Data records
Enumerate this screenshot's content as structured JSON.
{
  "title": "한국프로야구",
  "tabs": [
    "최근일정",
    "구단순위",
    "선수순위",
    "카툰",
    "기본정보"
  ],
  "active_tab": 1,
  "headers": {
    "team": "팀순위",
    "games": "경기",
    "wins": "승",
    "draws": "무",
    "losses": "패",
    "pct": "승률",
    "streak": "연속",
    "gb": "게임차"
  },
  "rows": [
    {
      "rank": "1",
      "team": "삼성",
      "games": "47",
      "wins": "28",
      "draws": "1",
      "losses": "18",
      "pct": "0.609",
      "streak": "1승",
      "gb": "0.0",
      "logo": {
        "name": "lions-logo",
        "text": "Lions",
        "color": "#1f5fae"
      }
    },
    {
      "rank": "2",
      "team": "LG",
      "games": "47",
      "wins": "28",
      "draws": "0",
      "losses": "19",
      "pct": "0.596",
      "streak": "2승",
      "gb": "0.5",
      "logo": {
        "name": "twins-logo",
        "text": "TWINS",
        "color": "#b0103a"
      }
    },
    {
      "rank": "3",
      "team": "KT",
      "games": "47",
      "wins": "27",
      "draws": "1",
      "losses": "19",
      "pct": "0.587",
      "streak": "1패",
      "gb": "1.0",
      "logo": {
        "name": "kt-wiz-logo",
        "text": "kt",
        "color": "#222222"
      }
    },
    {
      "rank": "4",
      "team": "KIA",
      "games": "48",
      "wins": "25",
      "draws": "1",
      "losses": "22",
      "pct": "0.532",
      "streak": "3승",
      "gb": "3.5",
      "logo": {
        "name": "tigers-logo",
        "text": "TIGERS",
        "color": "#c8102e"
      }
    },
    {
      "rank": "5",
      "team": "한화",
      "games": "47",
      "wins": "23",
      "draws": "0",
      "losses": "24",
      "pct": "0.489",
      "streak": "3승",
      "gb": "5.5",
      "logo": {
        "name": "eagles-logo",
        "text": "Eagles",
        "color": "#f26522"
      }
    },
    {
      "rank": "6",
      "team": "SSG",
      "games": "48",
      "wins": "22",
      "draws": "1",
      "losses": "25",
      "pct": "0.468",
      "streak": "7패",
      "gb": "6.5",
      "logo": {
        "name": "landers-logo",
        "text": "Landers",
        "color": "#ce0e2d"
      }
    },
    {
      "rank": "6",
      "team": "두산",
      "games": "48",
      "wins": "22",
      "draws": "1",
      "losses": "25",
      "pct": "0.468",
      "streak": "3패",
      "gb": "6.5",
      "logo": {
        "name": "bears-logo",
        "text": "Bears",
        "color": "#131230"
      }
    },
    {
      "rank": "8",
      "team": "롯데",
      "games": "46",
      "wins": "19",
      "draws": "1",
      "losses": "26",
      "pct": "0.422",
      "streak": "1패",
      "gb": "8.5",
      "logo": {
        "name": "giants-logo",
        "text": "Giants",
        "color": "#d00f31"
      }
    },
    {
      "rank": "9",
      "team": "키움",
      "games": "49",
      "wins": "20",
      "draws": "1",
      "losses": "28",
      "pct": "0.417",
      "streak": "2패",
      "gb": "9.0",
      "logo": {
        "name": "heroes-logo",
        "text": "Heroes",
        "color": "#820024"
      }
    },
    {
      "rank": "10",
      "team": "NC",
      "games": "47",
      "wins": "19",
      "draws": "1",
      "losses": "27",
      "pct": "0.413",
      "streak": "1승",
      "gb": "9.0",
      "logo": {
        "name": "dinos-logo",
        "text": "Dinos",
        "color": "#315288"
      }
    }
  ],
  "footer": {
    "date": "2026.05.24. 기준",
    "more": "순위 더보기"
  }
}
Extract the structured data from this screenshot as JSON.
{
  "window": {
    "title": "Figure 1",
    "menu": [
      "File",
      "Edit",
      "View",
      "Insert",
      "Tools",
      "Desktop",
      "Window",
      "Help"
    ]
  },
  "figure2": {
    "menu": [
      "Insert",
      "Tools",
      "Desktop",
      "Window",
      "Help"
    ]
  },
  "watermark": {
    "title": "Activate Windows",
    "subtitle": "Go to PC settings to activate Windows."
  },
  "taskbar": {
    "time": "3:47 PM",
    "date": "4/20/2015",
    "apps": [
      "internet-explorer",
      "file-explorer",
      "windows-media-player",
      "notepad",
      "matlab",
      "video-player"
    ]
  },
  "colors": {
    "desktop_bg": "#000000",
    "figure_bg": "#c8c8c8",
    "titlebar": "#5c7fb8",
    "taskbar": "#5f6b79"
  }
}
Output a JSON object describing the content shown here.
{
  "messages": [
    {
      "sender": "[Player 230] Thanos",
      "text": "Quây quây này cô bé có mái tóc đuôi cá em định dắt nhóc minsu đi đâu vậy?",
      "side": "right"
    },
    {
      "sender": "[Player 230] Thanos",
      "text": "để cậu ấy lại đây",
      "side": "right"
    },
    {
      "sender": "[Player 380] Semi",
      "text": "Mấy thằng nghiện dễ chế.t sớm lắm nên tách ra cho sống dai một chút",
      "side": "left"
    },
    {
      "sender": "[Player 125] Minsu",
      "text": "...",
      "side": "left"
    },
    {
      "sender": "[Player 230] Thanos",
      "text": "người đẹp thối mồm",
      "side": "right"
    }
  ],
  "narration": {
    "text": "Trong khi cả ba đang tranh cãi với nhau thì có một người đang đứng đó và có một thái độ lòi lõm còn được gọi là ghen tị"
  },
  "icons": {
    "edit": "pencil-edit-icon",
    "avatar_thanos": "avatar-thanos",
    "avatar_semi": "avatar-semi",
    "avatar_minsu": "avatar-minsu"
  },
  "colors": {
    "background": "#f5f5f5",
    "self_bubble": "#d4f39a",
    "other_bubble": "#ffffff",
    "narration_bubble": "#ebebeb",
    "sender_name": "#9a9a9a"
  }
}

## Short task
Copy each line of the listing that includes "rank".

## Answer to this task
      "rank": "1",
      "rank": "2",
      "rank": "3",
      "rank": "4",
      "rank": "5",
      "rank": "6",
      "rank": "6",
      "rank": "8",
      "rank": "9",
      "rank": "10",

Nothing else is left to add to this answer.